━━━ EXCERPTED RECORDS

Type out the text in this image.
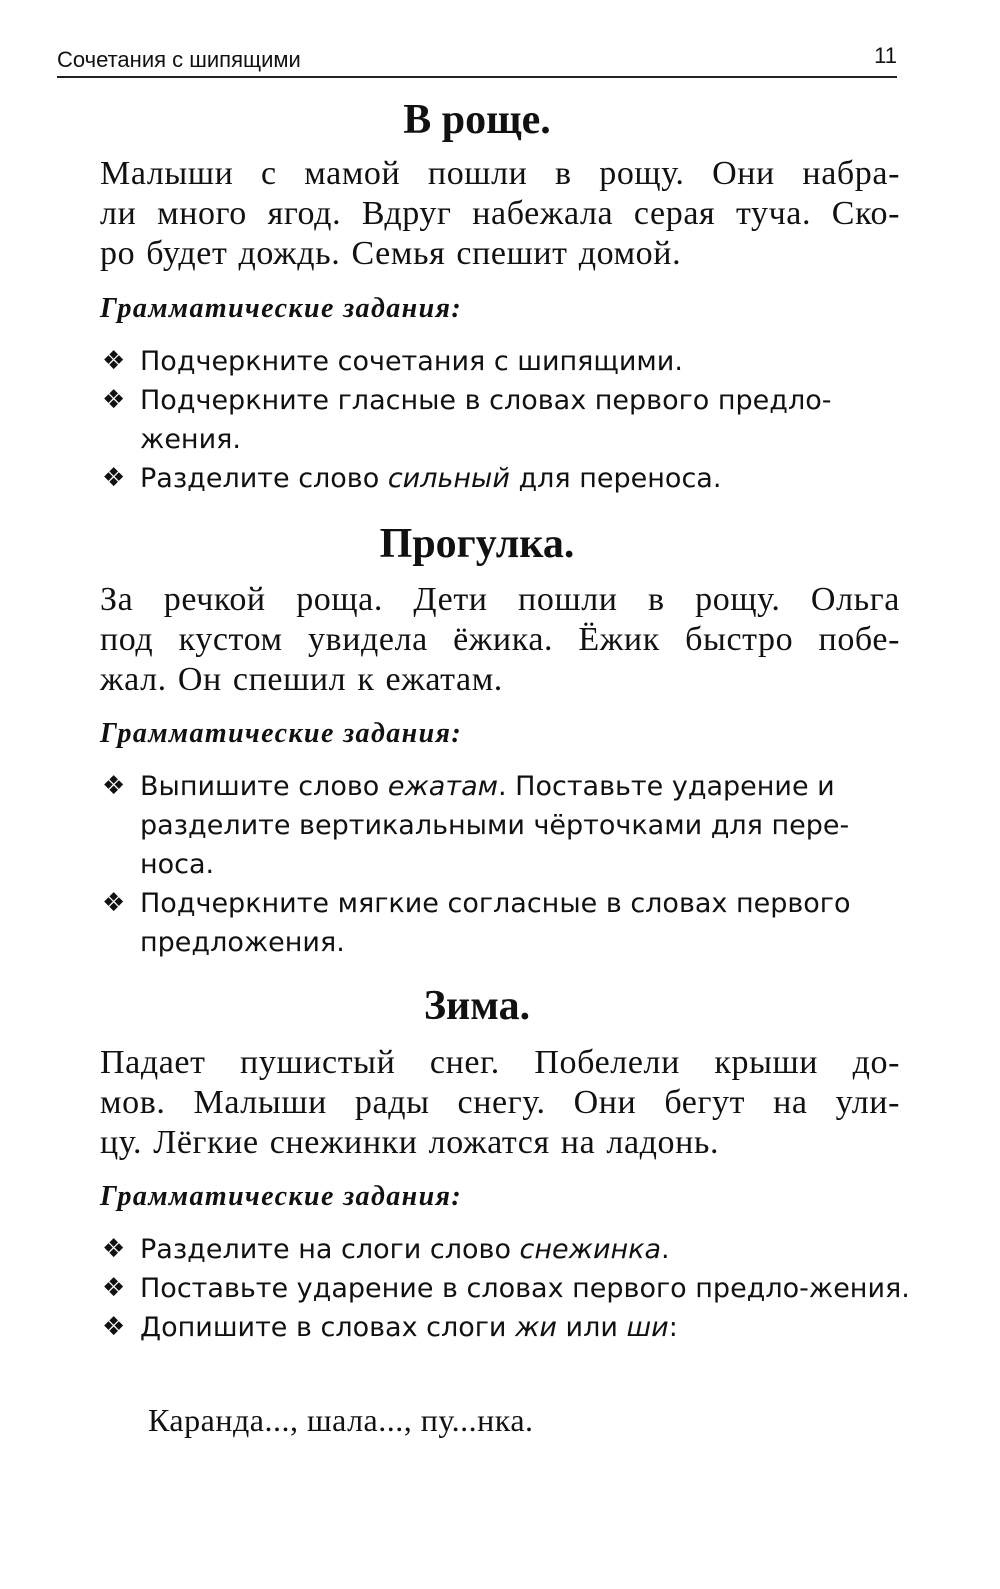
Сочетания с шипящими	11
В роще.

Малыши с мамой пошли в рощу. Они набра-
ли много ягод. Вдруг набежала серая туча. Ско-
ро будет дождь. Семья спешит домой.

Грамматические задания:

❖ Подчеркните сочетания с шипящими.
❖ Подчеркните гласные в словах первого предло-жения.
❖ Разделите слово сильный для переноса.
Прогулка.

За речкой роща. Дети пошли в рощу. Ольга
под кустом увидела ёжика. Ёжик быстро побе-
жал. Он спешил к ежатам.

Грамматические задания:

❖ Выпишите слово ежатам. Поставьте ударение и разделите вертикальными чёрточками для пере-носа.
❖ Подчеркните мягкие согласные в словах первого предложения.
Зима.

Падает пушистый снег. Побелели крыши до-
мов. Малыши рады снегу. Они бегут на ули-
цу. Лёгкие снежинки ложатся на ладонь.

Грамматические задания:

❖ Разделите на слоги слово снежинка.
❖ Поставьте ударение в словах первого предло-жения.
❖ Допишите в словах слоги жи или ши:

Каранда..., шала..., пу...нка.
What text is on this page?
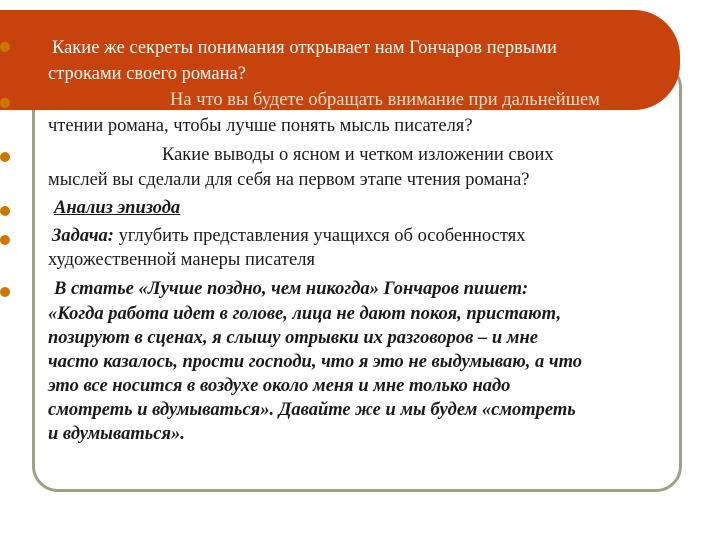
Какие же секреты понимания открывает нам Гончаров первыми
строками своего романа?
На что вы будете обращать внимание при дальнейшем
чтении романа, чтобы лучше понять мысль писателя?
Какие выводы о ясном и четком изложении своих
мыслей вы сделали для себя на первом этапе чтения романа?
Анализ эпизода
Задача: углубить представления учащихся об особенностях
художественной манеры писателя
В статье «Лучше поздно, чем никогда» Гончаров пишет:
«Когда работа идет в голове, лица не дают покоя, пристают,
позируют в сценах, я слышу отрывки их разговоров – и мне
часто казалось, прости господи, что я это не выдумываю, а что
это все носится в воздухе около меня и мне только надо
смотреть и вдумываться». Давайте же и мы будем «смотреть
и вдумываться».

━━━━━━

Could you reproduce every record above exactly, leaving out the pictures?

ANSWER TO THE EXERCISE
Type out the text in this image.
Сочетания с шипящими	11
В роще.

Малыши с мамой пошли в рощу. Они набра-
ли много ягод. Вдруг набежала серая туча. Ско-
ро будет дождь. Семья спешит домой.

Грамматические задания:

❖ Подчеркните сочетания с шипящими.
❖ Подчеркните гласные в словах первого предло-жения.
❖ Разделите слово сильный для переноса.
Прогулка.

За речкой роща. Дети пошли в рощу. Ольга
под кустом увидела ёжика. Ёжик быстро побе-
жал. Он спешил к ежатам.

Грамматические задания:

❖ Выпишите слово ежатам. Поставьте ударение и разделите вертикальными чёрточками для пере-носа.
❖ Подчеркните мягкие согласные в словах первого предложения.
Зима.

Падает пушистый снег. Побелели крыши до-
мов. Малыши рады снегу. Они бегут на ули-
цу. Лёгкие снежинки ложатся на ладонь.

Грамматические задания:

❖ Разделите на слоги слово снежинка.
❖ Поставьте ударение в словах первого предло-жения.
❖ Допишите в словах слоги жи или ши:

Каранда..., шала..., пу...нка.
What text is on this page?
Какие же секреты понимания открывает нам Гончаров первыми
строками своего романа?
На что вы будете обращать внимание при дальнейшем
чтении романа, чтобы лучше понять мысль писателя?
Какие выводы о ясном и четком изложении своих
мыслей вы сделали для себя на первом этапе чтения романа?
Анализ эпизода
Задача: углубить представления учащихся об особенностях
художественной манеры писателя
В статье «Лучше поздно, чем никогда» Гончаров пишет:
«Когда работа идет в голове, лица не дают покоя, пристают,
позируют в сценах, я слышу отрывки их разговоров – и мне
часто казалось, прости господи, что я это не выдумываю, а что
это все носится в воздухе около меня и мне только надо
смотреть и вдумываться». Давайте же и мы будем «смотреть
и вдумываться».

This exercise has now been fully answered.